GIVEN PROBLEM: Transcribe the material in full. Nothing should differ except that the pictures are left out.

DATA SHOWN:
=======
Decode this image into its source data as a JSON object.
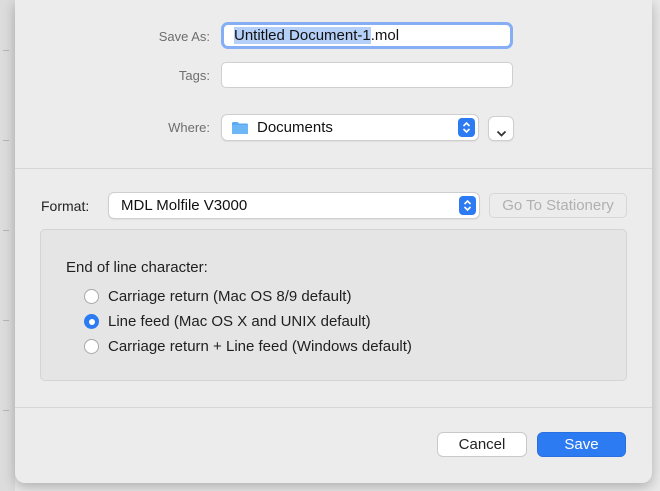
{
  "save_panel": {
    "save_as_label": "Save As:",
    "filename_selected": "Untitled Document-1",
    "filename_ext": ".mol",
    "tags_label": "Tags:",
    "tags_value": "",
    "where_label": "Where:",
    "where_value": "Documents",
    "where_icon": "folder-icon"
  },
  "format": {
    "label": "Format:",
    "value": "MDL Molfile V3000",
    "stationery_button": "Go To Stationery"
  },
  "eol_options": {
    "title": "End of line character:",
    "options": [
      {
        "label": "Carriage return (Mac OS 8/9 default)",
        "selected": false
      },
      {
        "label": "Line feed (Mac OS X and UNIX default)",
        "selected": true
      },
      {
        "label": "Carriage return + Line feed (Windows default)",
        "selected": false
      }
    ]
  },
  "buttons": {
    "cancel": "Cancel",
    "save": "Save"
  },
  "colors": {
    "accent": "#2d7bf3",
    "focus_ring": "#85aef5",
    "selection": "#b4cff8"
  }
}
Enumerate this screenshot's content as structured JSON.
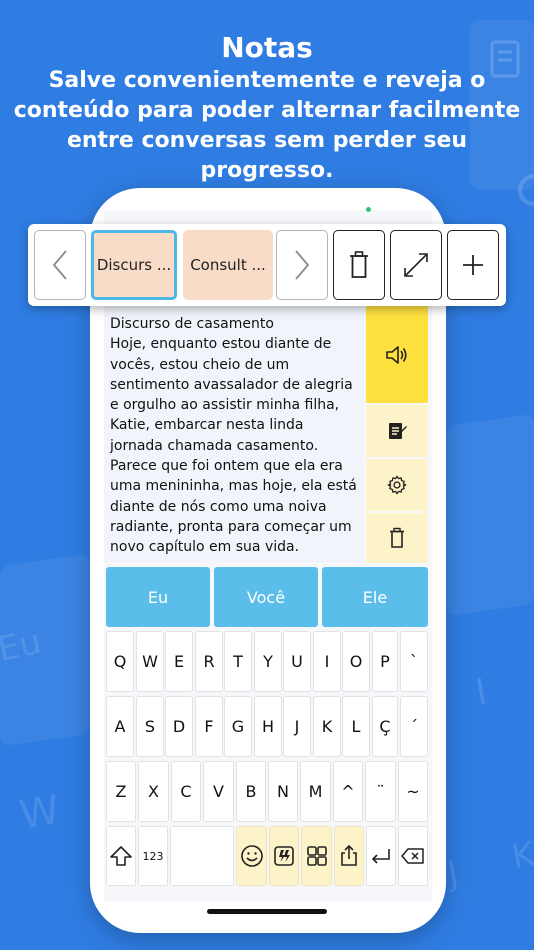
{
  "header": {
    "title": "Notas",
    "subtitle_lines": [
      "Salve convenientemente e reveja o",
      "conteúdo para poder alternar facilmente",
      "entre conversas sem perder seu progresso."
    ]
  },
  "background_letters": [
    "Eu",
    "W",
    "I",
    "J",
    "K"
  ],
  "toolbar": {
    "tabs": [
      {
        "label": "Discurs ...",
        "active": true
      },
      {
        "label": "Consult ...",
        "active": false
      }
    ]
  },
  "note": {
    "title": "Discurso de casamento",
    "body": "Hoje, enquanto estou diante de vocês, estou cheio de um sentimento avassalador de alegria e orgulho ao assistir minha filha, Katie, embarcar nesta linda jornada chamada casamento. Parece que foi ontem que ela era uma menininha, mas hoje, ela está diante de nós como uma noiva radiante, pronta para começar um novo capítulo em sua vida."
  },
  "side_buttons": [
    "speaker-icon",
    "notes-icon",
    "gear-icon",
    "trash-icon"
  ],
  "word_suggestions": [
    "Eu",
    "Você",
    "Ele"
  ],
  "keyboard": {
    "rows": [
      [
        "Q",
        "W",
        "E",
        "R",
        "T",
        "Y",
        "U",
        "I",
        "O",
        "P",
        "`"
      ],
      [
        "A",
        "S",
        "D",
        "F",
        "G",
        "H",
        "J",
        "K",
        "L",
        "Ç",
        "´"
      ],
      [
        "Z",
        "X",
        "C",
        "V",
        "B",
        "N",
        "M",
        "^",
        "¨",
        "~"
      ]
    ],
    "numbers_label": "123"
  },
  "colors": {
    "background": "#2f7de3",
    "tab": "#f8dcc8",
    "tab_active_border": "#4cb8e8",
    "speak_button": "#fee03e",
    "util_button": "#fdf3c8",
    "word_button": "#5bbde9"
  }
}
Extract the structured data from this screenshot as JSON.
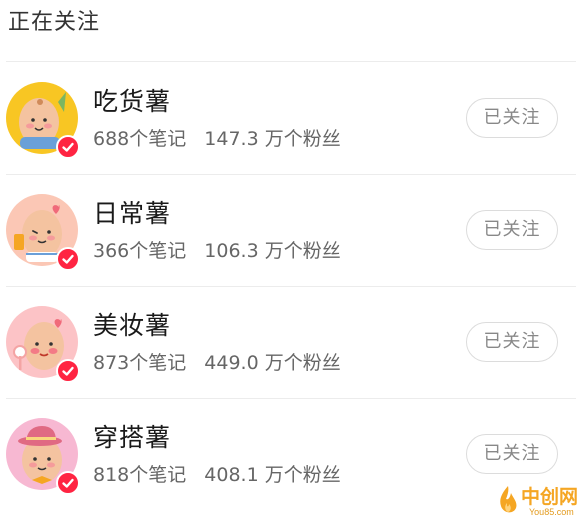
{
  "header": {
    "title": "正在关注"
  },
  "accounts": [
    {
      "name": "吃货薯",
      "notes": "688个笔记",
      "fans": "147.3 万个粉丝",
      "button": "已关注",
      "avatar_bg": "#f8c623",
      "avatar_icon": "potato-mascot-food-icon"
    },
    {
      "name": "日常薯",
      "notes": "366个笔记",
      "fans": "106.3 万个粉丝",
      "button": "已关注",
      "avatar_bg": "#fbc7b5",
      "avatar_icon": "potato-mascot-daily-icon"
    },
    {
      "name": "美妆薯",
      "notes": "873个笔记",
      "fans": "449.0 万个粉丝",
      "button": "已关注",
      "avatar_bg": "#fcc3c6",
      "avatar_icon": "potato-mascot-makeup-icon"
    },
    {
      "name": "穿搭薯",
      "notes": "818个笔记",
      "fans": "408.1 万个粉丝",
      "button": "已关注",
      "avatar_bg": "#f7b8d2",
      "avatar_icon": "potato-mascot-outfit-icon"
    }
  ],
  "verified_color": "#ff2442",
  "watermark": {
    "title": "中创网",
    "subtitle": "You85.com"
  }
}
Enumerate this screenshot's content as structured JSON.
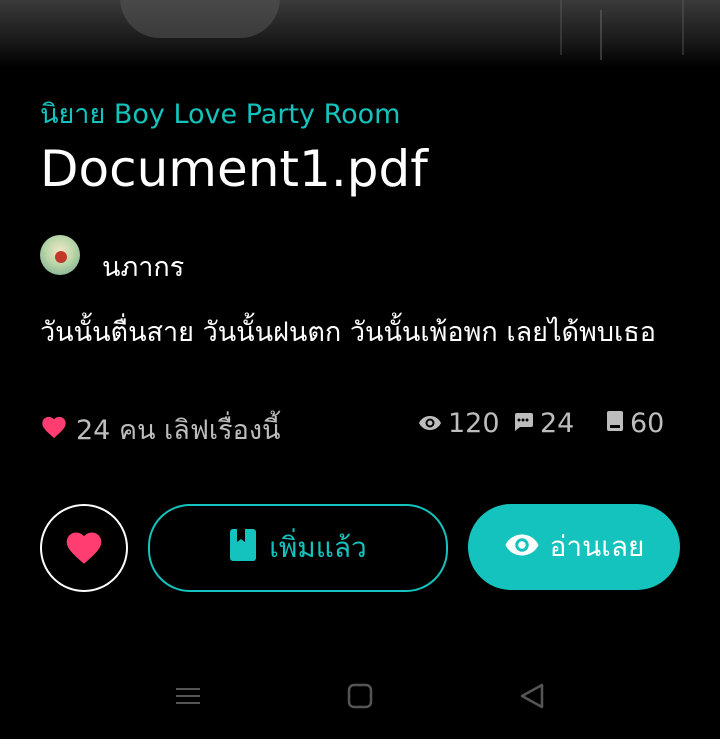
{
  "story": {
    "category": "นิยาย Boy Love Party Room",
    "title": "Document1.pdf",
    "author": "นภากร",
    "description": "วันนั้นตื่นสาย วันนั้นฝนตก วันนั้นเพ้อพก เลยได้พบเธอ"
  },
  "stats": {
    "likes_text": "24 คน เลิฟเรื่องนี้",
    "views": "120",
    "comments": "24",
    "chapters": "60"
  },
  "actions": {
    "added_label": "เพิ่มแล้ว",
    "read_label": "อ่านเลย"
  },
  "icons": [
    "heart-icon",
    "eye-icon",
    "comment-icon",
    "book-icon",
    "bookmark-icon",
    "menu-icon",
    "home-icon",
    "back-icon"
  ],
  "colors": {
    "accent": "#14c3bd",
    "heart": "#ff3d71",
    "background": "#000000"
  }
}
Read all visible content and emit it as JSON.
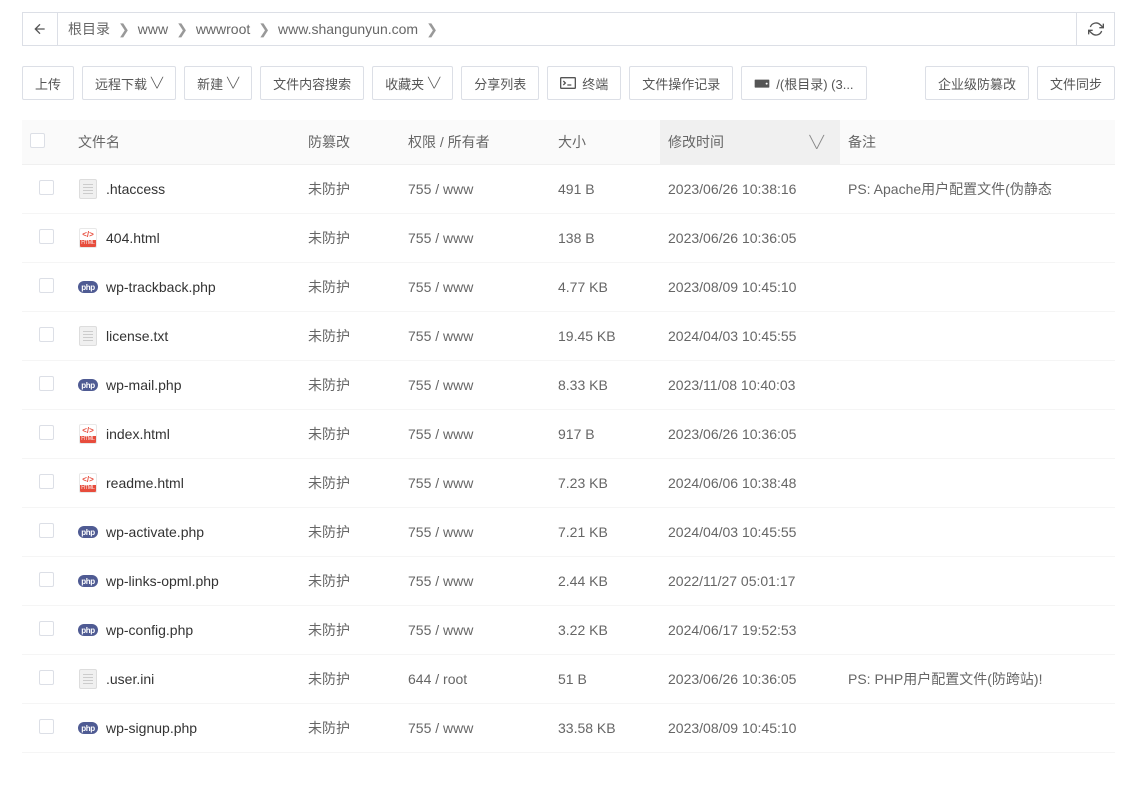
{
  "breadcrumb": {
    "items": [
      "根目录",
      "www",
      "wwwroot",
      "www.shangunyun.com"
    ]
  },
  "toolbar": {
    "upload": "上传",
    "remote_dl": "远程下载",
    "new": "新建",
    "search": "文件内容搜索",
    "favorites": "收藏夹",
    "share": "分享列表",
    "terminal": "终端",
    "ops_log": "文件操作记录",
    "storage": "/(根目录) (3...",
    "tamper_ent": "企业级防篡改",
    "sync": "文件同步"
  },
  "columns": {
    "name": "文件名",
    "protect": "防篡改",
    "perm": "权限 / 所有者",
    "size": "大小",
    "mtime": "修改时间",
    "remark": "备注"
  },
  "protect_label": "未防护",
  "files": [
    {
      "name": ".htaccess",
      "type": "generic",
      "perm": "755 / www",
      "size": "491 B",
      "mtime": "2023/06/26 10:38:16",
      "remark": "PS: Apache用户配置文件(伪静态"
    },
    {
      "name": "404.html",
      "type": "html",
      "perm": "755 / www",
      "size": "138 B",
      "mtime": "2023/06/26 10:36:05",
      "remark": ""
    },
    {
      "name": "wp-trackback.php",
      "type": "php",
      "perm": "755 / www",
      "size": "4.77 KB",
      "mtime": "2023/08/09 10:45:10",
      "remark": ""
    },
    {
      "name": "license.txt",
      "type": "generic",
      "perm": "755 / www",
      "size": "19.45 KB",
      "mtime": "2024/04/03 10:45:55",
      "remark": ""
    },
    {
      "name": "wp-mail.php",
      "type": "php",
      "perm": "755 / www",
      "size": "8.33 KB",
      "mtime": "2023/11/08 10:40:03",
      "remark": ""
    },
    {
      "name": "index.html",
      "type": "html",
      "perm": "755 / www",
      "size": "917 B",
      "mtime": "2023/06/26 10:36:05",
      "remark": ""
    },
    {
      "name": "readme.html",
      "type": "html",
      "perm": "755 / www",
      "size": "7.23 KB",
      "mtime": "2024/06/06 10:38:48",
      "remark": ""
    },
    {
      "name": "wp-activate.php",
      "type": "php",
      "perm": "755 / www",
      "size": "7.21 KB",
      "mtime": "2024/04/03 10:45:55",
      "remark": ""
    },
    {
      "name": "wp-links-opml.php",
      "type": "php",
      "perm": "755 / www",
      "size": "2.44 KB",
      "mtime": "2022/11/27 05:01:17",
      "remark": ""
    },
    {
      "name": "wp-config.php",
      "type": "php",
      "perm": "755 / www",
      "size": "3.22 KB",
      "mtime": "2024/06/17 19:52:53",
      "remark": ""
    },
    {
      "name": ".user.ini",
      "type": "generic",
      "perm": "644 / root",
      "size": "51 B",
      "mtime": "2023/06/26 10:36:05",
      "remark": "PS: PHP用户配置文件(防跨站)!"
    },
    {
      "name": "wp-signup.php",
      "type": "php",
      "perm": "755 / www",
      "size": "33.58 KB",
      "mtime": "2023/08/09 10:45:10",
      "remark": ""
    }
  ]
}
=======
THE COMPLETED TASK:
Decode this image into its source data as a JSON object.
{
  "save_panel": {
    "save_as_label": "Save As:",
    "filename_selected": "Untitled Document-1",
    "filename_ext": ".mol",
    "tags_label": "Tags:",
    "tags_value": "",
    "where_label": "Where:",
    "where_value": "Documents",
    "where_icon": "folder-icon"
  },
  "format": {
    "label": "Format:",
    "value": "MDL Molfile V3000",
    "stationery_button": "Go To Stationery"
  },
  "eol_options": {
    "title": "End of line character:",
    "options": [
      {
        "label": "Carriage return (Mac OS 8/9 default)",
        "selected": false
      },
      {
        "label": "Line feed (Mac OS X and UNIX default)",
        "selected": true
      },
      {
        "label": "Carriage return + Line feed (Windows default)",
        "selected": false
      }
    ]
  },
  "buttons": {
    "cancel": "Cancel",
    "save": "Save"
  },
  "colors": {
    "accent": "#2d7bf3",
    "focus_ring": "#85aef5",
    "selection": "#b4cff8"
  }
}
Enumerate this screenshot's content as structured JSON.
{
  "header": {
    "title": "Notas",
    "subtitle_lines": [
      "Salve convenientemente e reveja o",
      "conteúdo para poder alternar facilmente",
      "entre conversas sem perder seu progresso."
    ]
  },
  "background_letters": [
    "Eu",
    "W",
    "I",
    "J",
    "K"
  ],
  "toolbar": {
    "tabs": [
      {
        "label": "Discurs ...",
        "active": true
      },
      {
        "label": "Consult ...",
        "active": false
      }
    ]
  },
  "note": {
    "title": "Discurso de casamento",
    "body": "Hoje, enquanto estou diante de vocês, estou cheio de um sentimento avassalador de alegria e orgulho ao assistir minha filha, Katie, embarcar nesta linda jornada chamada casamento. Parece que foi ontem que ela era uma menininha, mas hoje, ela está diante de nós como uma noiva radiante, pronta para começar um novo capítulo em sua vida."
  },
  "side_buttons": [
    "speaker-icon",
    "notes-icon",
    "gear-icon",
    "trash-icon"
  ],
  "word_suggestions": [
    "Eu",
    "Você",
    "Ele"
  ],
  "keyboard": {
    "rows": [
      [
        "Q",
        "W",
        "E",
        "R",
        "T",
        "Y",
        "U",
        "I",
        "O",
        "P",
        "`"
      ],
      [
        "A",
        "S",
        "D",
        "F",
        "G",
        "H",
        "J",
        "K",
        "L",
        "Ç",
        "´"
      ],
      [
        "Z",
        "X",
        "C",
        "V",
        "B",
        "N",
        "M",
        "^",
        "¨",
        "~"
      ]
    ],
    "numbers_label": "123"
  },
  "colors": {
    "background": "#2f7de3",
    "tab": "#f8dcc8",
    "tab_active_border": "#4cb8e8",
    "speak_button": "#fee03e",
    "util_button": "#fdf3c8",
    "word_button": "#5bbde9"
  }
}
Extract the structured data from this screenshot as JSON.
{
  "header": {
    "title": "正在关注"
  },
  "accounts": [
    {
      "name": "吃货薯",
      "notes": "688个笔记",
      "fans": "147.3 万个粉丝",
      "button": "已关注",
      "avatar_bg": "#f8c623",
      "avatar_icon": "potato-mascot-food-icon"
    },
    {
      "name": "日常薯",
      "notes": "366个笔记",
      "fans": "106.3 万个粉丝",
      "button": "已关注",
      "avatar_bg": "#fbc7b5",
      "avatar_icon": "potato-mascot-daily-icon"
    },
    {
      "name": "美妆薯",
      "notes": "873个笔记",
      "fans": "449.0 万个粉丝",
      "button": "已关注",
      "avatar_bg": "#fcc3c6",
      "avatar_icon": "potato-mascot-makeup-icon"
    },
    {
      "name": "穿搭薯",
      "notes": "818个笔记",
      "fans": "408.1 万个粉丝",
      "button": "已关注",
      "avatar_bg": "#f7b8d2",
      "avatar_icon": "potato-mascot-outfit-icon"
    }
  ],
  "verified_color": "#ff2442",
  "watermark": {
    "title": "中创网",
    "subtitle": "You85.com"
  }
}
Enumerate this screenshot's content as structured JSON.
{
  "story": {
    "category": "นิยาย Boy Love Party Room",
    "title": "Document1.pdf",
    "author": "นภากร",
    "description": "วันนั้นตื่นสาย วันนั้นฝนตก วันนั้นเพ้อพก เลยได้พบเธอ"
  },
  "stats": {
    "likes_text": "24 คน เลิฟเรื่องนี้",
    "views": "120",
    "comments": "24",
    "chapters": "60"
  },
  "actions": {
    "added_label": "เพิ่มแล้ว",
    "read_label": "อ่านเลย"
  },
  "icons": [
    "heart-icon",
    "eye-icon",
    "comment-icon",
    "book-icon",
    "bookmark-icon",
    "menu-icon",
    "home-icon",
    "back-icon"
  ],
  "colors": {
    "accent": "#14c3bd",
    "heart": "#ff3d71",
    "background": "#000000"
  }
}
Read all visible content and emit it as JSON.
{
  "breadcrumb": {
    "items": [
      "根目录",
      "www",
      "wwwroot",
      "www.shangunyun.com"
    ]
  },
  "toolbar": {
    "upload": "上传",
    "remote_dl": "远程下载",
    "new": "新建",
    "search": "文件内容搜索",
    "favorites": "收藏夹",
    "share": "分享列表",
    "terminal": "终端",
    "ops_log": "文件操作记录",
    "storage": "/(根目录) (3...",
    "tamper_ent": "企业级防篡改",
    "sync": "文件同步"
  },
  "columns": {
    "name": "文件名",
    "protect": "防篡改",
    "perm": "权限 / 所有者",
    "size": "大小",
    "mtime": "修改时间",
    "remark": "备注"
  },
  "protect_label": "未防护",
  "files": [
    {
      "name": ".htaccess",
      "type": "generic",
      "perm": "755 / www",
      "size": "491 B",
      "mtime": "2023/06/26 10:38:16",
      "remark": "PS: Apache用户配置文件(伪静态"
    },
    {
      "name": "404.html",
      "type": "html",
      "perm": "755 / www",
      "size": "138 B",
      "mtime": "2023/06/26 10:36:05",
      "remark": ""
    },
    {
      "name": "wp-trackback.php",
      "type": "php",
      "perm": "755 / www",
      "size": "4.77 KB",
      "mtime": "2023/08/09 10:45:10",
      "remark": ""
    },
    {
      "name": "license.txt",
      "type": "generic",
      "perm": "755 / www",
      "size": "19.45 KB",
      "mtime": "2024/04/03 10:45:55",
      "remark": ""
    },
    {
      "name": "wp-mail.php",
      "type": "php",
      "perm": "755 / www",
      "size": "8.33 KB",
      "mtime": "2023/11/08 10:40:03",
      "remark": ""
    },
    {
      "name": "index.html",
      "type": "html",
      "perm": "755 / www",
      "size": "917 B",
      "mtime": "2023/06/26 10:36:05",
      "remark": ""
    },
    {
      "name": "readme.html",
      "type": "html",
      "perm": "755 / www",
      "size": "7.23 KB",
      "mtime": "2024/06/06 10:38:48",
      "remark": ""
    },
    {
      "name": "wp-activate.php",
      "type": "php",
      "perm": "755 / www",
      "size": "7.21 KB",
      "mtime": "2024/04/03 10:45:55",
      "remark": ""
    },
    {
      "name": "wp-links-opml.php",
      "type": "php",
      "perm": "755 / www",
      "size": "2.44 KB",
      "mtime": "2022/11/27 05:01:17",
      "remark": ""
    },
    {
      "name": "wp-config.php",
      "type": "php",
      "perm": "755 / www",
      "size": "3.22 KB",
      "mtime": "2024/06/17 19:52:53",
      "remark": ""
    },
    {
      "name": ".user.ini",
      "type": "generic",
      "perm": "644 / root",
      "size": "51 B",
      "mtime": "2023/06/26 10:36:05",
      "remark": "PS: PHP用户配置文件(防跨站)!"
    },
    {
      "name": "wp-signup.php",
      "type": "php",
      "perm": "755 / www",
      "size": "33.58 KB",
      "mtime": "2023/08/09 10:45:10",
      "remark": ""
    }
  ]
}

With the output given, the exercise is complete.